> [WORK TO COMPLETE]:
Determine which lines contain the word "months", then copy those lines.

(Data records)
★ ★ ★

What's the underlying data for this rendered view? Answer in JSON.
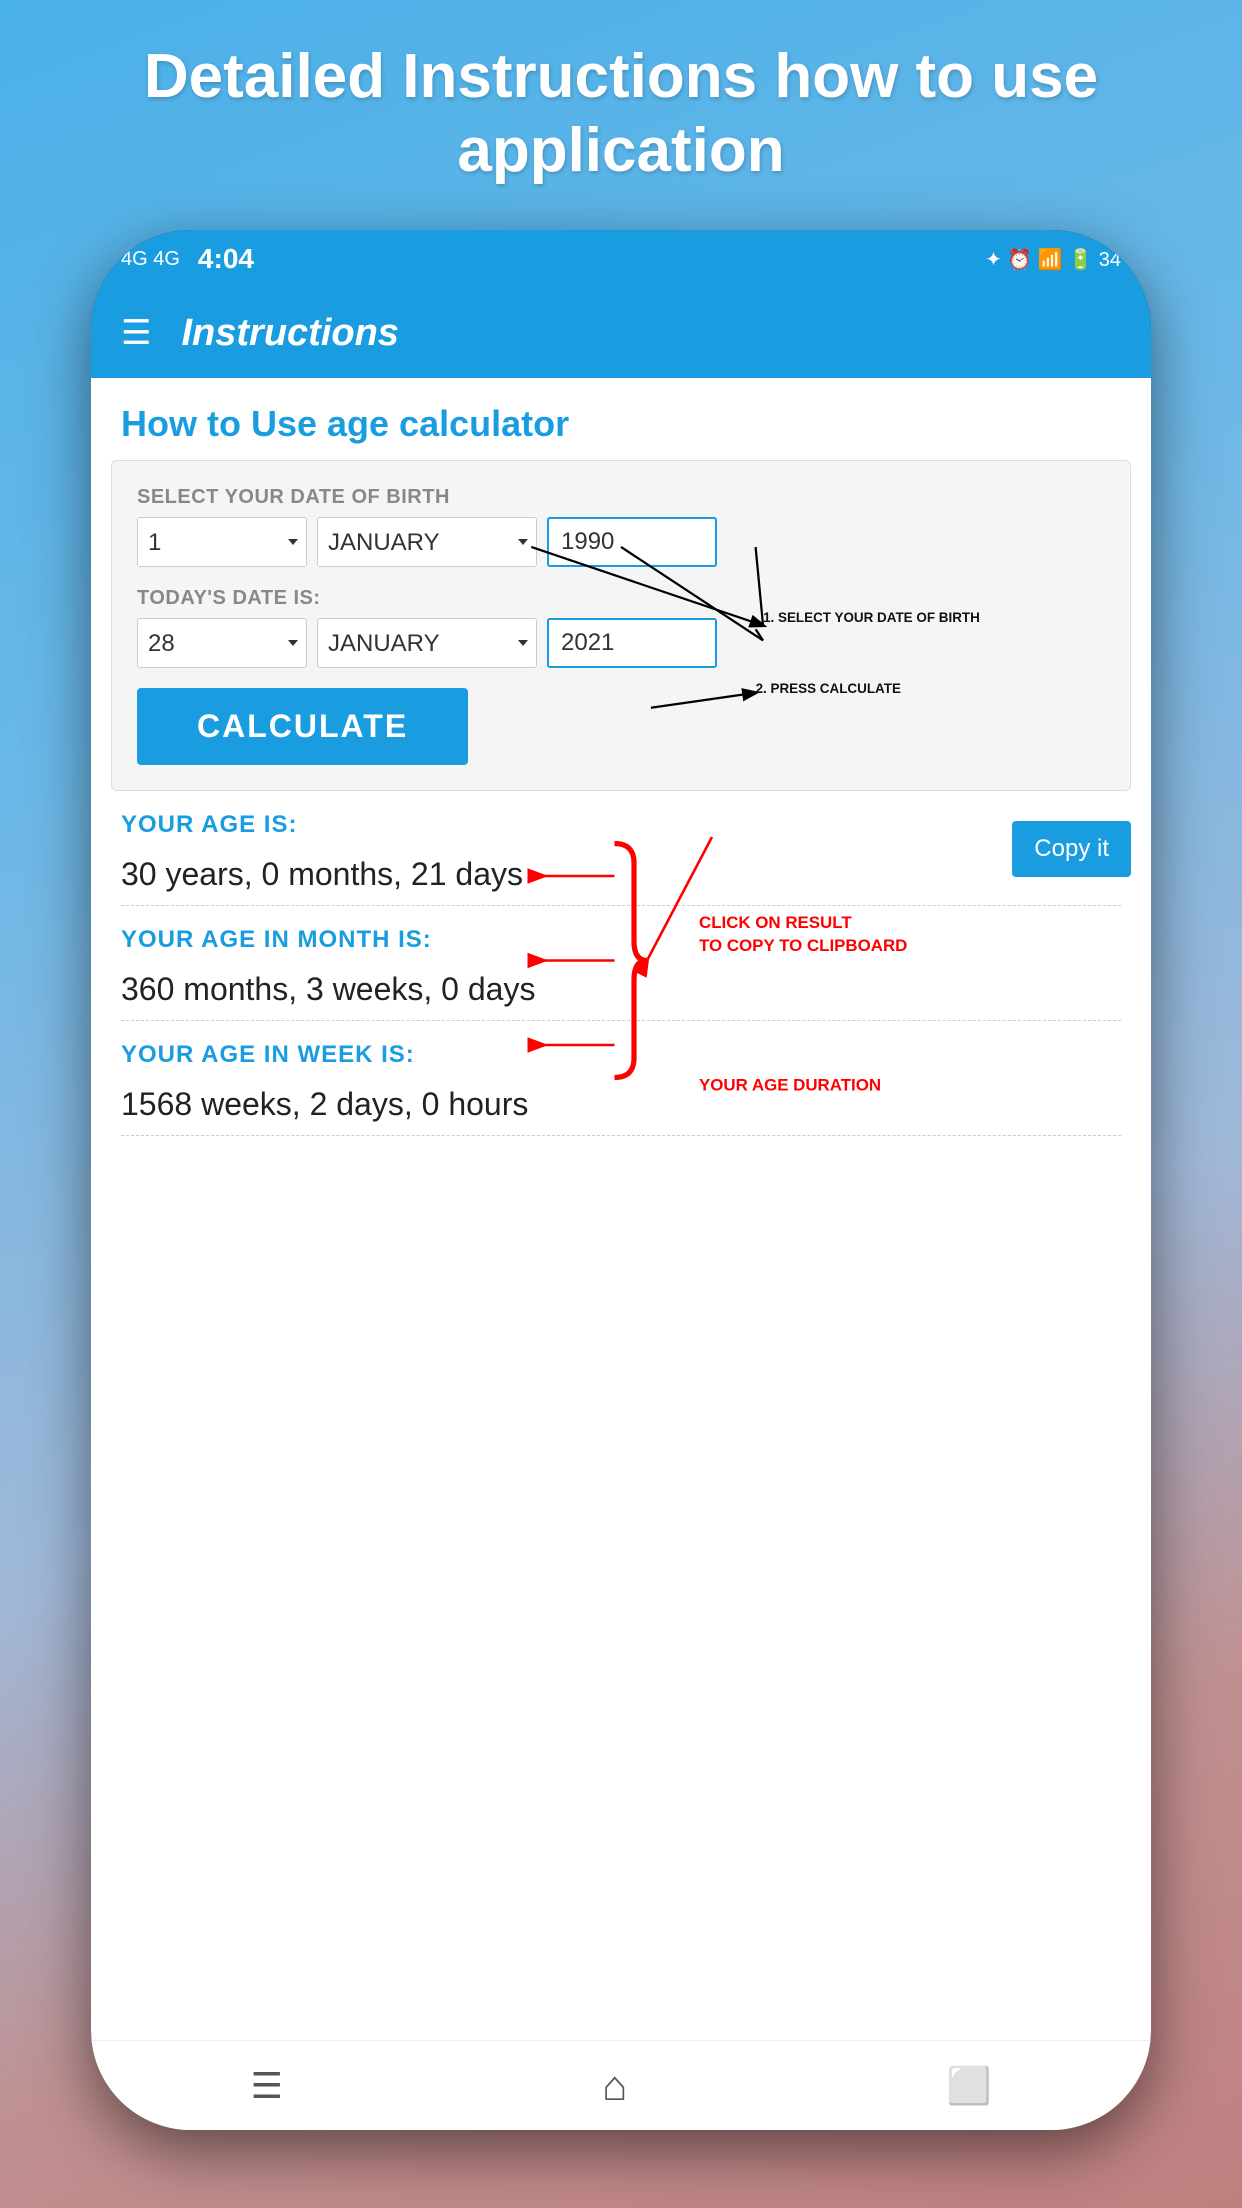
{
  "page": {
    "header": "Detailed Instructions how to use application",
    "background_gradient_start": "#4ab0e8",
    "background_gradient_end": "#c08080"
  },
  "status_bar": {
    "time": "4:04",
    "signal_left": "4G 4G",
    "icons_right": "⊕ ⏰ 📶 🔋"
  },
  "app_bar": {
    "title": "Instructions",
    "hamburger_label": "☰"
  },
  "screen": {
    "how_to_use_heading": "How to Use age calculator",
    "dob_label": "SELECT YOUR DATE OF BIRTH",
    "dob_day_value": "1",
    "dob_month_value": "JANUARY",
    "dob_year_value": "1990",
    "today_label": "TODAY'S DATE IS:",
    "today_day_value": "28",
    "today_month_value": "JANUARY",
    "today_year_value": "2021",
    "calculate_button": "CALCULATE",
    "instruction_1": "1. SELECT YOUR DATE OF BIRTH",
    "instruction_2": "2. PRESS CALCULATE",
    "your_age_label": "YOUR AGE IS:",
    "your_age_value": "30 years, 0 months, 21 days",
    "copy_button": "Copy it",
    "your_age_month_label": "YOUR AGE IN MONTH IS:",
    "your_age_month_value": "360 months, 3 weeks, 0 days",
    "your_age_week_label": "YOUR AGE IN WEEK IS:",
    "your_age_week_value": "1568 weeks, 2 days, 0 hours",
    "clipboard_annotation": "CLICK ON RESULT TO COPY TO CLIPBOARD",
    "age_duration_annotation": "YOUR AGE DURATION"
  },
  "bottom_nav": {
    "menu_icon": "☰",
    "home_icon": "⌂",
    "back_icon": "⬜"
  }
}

★ ★ ★

> [EXPECTED OUTPUT]:
    "your_age_value": "30 years, 0 months, 21 days",
    "your_age_month_value": "360 months, 3 weeks, 0 days",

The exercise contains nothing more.